_Task goal_
Every line of the listing must be reproduced as it stands. Leave the images behind.

_Material supplied_
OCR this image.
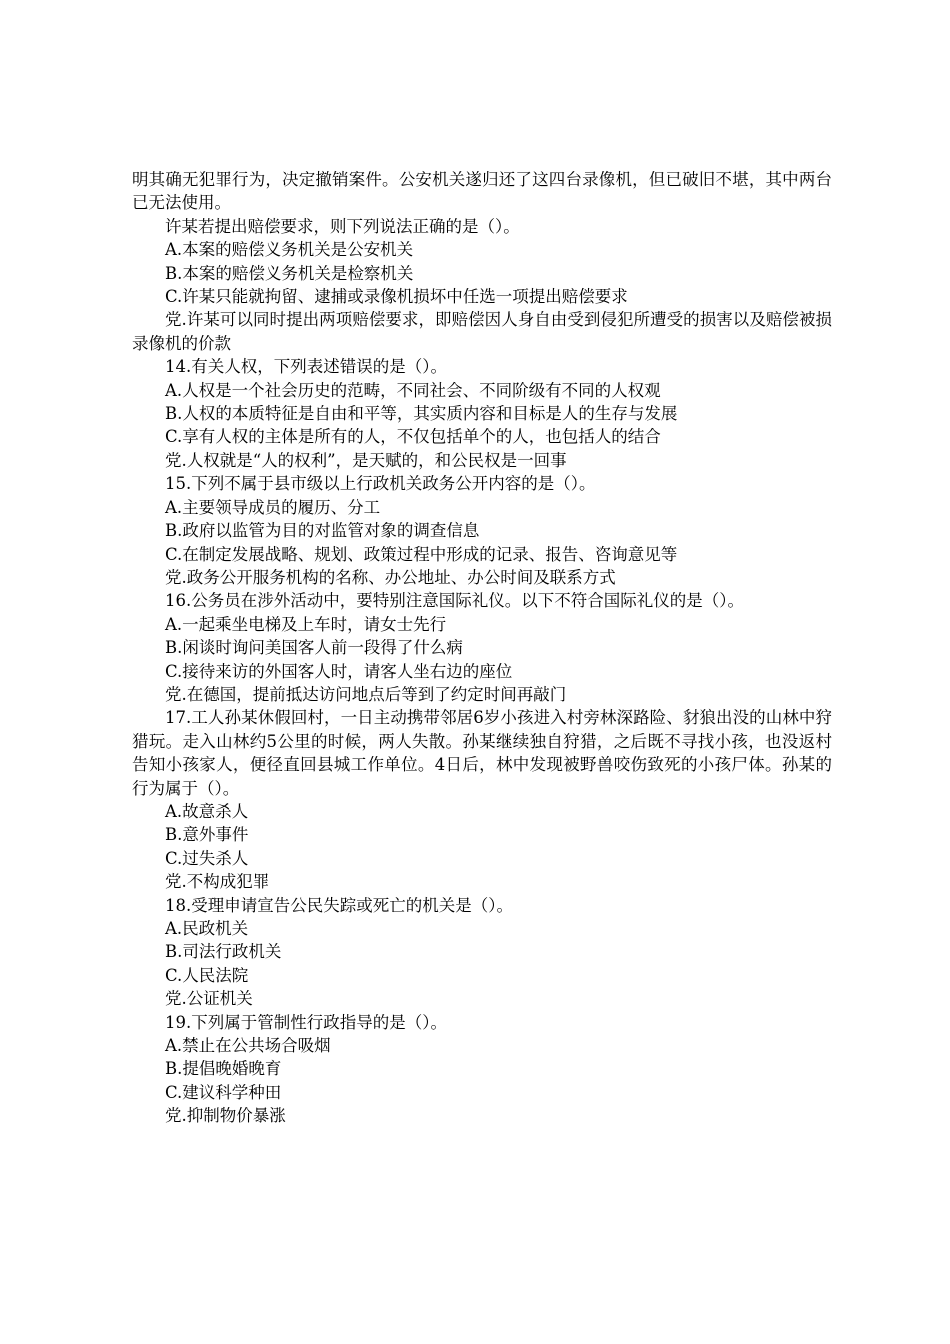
明其确无犯罪行为，决定撤销案件。公安机关遂归还了这四台录像机，但已破旧不堪，其中两台已无法使用。
许某若提出赔偿要求，则下列说法正确的是（）。
A.本案的赔偿义务机关是公安机关
B.本案的赔偿义务机关是检察机关
C.许某只能就拘留、逮捕或录像机损坏中任选一项提出赔偿要求
党.许某可以同时提出两项赔偿要求，即赔偿因人身自由受到侵犯所遭受的损害以及赔偿被损录像机的价款
14.有关人权，下列表述错误的是（）。
A.人权是一个社会历史的范畴，不同社会、不同阶级有不同的人权观
B.人权的本质特征是自由和平等，其实质内容和目标是人的生存与发展
C.享有人权的主体是所有的人，不仅包括单个的人，也包括人的结合
党.人权就是“人的权利”，是天赋的，和公民权是一回事
15.下列不属于县市级以上行政机关政务公开内容的是（）。
A.主要领导成员的履历、分工
B.政府以监管为目的对监管对象的调查信息
C.在制定发展战略、规划、政策过程中形成的记录、报告、咨询意见等
党.政务公开服务机构的名称、办公地址、办公时间及联系方式
16.公务员在涉外活动中，要特别注意国际礼仪。以下不符合国际礼仪的是（）。
A.一起乘坐电梯及上车时，请女士先行
B.闲谈时询问美国客人前一段得了什么病
C.接待来访的外国客人时，请客人坐右边的座位
党.在德国，提前抵达访问地点后等到了约定时间再敲门
17.工人孙某休假回村，一日主动携带邻居6岁小孩进入村旁林深路险、豺狼出没的山林中狩猎玩。走入山林约5公里的时候，两人失散。孙某继续独自狩猎，之后既不寻找小孩，也没返村告知小孩家人，便径直回县城工作单位。4日后，林中发现被野兽咬伤致死的小孩尸体。孙某的行为属于（）。
A.故意杀人
B.意外事件
C.过失杀人
党.不构成犯罪
18.受理申请宣告公民失踪或死亡的机关是（）。
A.民政机关
B.司法行政机关
C.人民法院
党.公证机关
19.下列属于管制性行政指导的是（）。
A.禁止在公共场合吸烟
B.提倡晚婚晚育
C.建议科学种田
党.抑制物价暴涨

_Answer to this task_
OCR this image.
明其确无犯罪行为，决定撤销案件。公安机关遂归还了这四台录像机，但已破旧不堪，其中两台已无法使用。
许某若提出赔偿要求，则下列说法正确的是（）。
A.本案的赔偿义务机关是公安机关
B.本案的赔偿义务机关是检察机关
C.许某只能就拘留、逮捕或录像机损坏中任选一项提出赔偿要求
党.许某可以同时提出两项赔偿要求，即赔偿因人身自由受到侵犯所遭受的损害以及赔偿被损录像机的价款
14.有关人权，下列表述错误的是（）。
A.人权是一个社会历史的范畴，不同社会、不同阶级有不同的人权观
B.人权的本质特征是自由和平等，其实质内容和目标是人的生存与发展
C.享有人权的主体是所有的人，不仅包括单个的人，也包括人的结合
党.人权就是“人的权利”，是天赋的，和公民权是一回事
15.下列不属于县市级以上行政机关政务公开内容的是（）。
A.主要领导成员的履历、分工
B.政府以监管为目的对监管对象的调查信息
C.在制定发展战略、规划、政策过程中形成的记录、报告、咨询意见等
党.政务公开服务机构的名称、办公地址、办公时间及联系方式
16.公务员在涉外活动中，要特别注意国际礼仪。以下不符合国际礼仪的是（）。
A.一起乘坐电梯及上车时，请女士先行
B.闲谈时询问美国客人前一段得了什么病
C.接待来访的外国客人时，请客人坐右边的座位
党.在德国，提前抵达访问地点后等到了约定时间再敲门
17.工人孙某休假回村，一日主动携带邻居6岁小孩进入村旁林深路险、豺狼出没的山林中狩猎玩。走入山林约5公里的时候，两人失散。孙某继续独自狩猎，之后既不寻找小孩，也没返村告知小孩家人，便径直回县城工作单位。4日后，林中发现被野兽咬伤致死的小孩尸体。孙某的行为属于（）。
A.故意杀人
B.意外事件
C.过失杀人
党.不构成犯罪
18.受理申请宣告公民失踪或死亡的机关是（）。
A.民政机关
B.司法行政机关
C.人民法院
党.公证机关
19.下列属于管制性行政指导的是（）。
A.禁止在公共场合吸烟
B.提倡晚婚晚育
C.建议科学种田
党.抑制物价暴涨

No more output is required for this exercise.